**Exercise description:**
From the entries below, extract every line that includes the word "LEICESTER".

**Records supplied:**

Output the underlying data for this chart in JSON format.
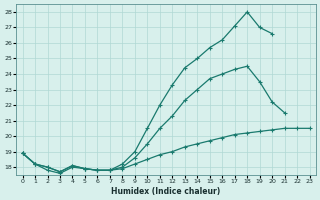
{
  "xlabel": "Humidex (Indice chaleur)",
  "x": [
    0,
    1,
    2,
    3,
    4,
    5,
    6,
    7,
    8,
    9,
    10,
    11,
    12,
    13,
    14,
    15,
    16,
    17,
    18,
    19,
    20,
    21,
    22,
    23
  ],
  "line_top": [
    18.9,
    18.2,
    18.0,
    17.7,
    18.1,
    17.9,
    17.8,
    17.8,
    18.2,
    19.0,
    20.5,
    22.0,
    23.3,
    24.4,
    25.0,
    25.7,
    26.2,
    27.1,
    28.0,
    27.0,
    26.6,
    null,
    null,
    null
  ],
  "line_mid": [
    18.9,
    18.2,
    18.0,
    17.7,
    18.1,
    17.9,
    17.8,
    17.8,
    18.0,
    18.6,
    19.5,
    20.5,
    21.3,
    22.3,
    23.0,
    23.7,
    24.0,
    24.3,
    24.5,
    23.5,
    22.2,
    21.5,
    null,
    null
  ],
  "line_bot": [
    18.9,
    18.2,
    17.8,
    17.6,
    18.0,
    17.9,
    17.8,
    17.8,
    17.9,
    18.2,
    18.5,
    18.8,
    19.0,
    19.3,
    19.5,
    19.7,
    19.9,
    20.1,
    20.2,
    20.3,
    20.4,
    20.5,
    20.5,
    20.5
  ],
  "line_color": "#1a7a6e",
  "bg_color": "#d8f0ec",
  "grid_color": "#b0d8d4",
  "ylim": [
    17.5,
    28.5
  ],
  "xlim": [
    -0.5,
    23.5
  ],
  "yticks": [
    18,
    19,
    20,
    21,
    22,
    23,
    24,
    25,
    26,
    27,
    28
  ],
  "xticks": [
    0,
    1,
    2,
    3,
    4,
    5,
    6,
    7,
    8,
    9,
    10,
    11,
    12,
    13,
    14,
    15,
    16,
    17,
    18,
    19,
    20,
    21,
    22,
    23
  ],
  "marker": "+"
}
* * *
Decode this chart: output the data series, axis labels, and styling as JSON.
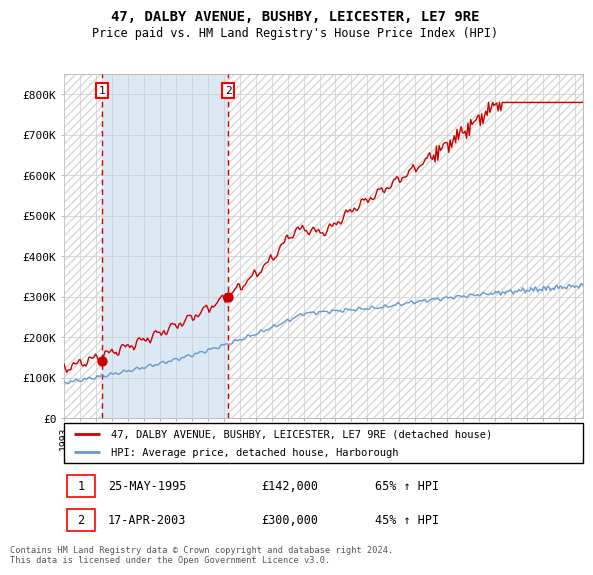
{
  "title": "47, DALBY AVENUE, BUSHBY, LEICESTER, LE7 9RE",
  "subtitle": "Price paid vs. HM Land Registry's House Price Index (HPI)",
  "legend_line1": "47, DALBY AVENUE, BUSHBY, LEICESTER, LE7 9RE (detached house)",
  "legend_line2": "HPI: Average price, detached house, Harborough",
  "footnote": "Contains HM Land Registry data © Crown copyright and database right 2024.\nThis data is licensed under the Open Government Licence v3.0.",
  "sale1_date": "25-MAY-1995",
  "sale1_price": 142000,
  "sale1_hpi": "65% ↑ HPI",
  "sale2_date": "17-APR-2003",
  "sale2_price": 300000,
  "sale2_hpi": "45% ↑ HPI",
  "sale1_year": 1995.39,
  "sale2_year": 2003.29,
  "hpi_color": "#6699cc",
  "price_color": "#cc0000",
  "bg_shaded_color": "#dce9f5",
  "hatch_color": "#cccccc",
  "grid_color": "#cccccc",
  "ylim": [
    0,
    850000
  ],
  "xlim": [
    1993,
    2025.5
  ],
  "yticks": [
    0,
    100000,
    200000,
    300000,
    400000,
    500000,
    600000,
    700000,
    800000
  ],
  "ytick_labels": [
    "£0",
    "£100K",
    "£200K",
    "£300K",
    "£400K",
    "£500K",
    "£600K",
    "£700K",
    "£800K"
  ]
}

**Response:**
  "title": "47, DALBY AVENUE, BUSHBY, LEICESTER, LE7 9RE",
  "legend_line1": "47, DALBY AVENUE, BUSHBY, LEICESTER, LE7 9RE (detached house)",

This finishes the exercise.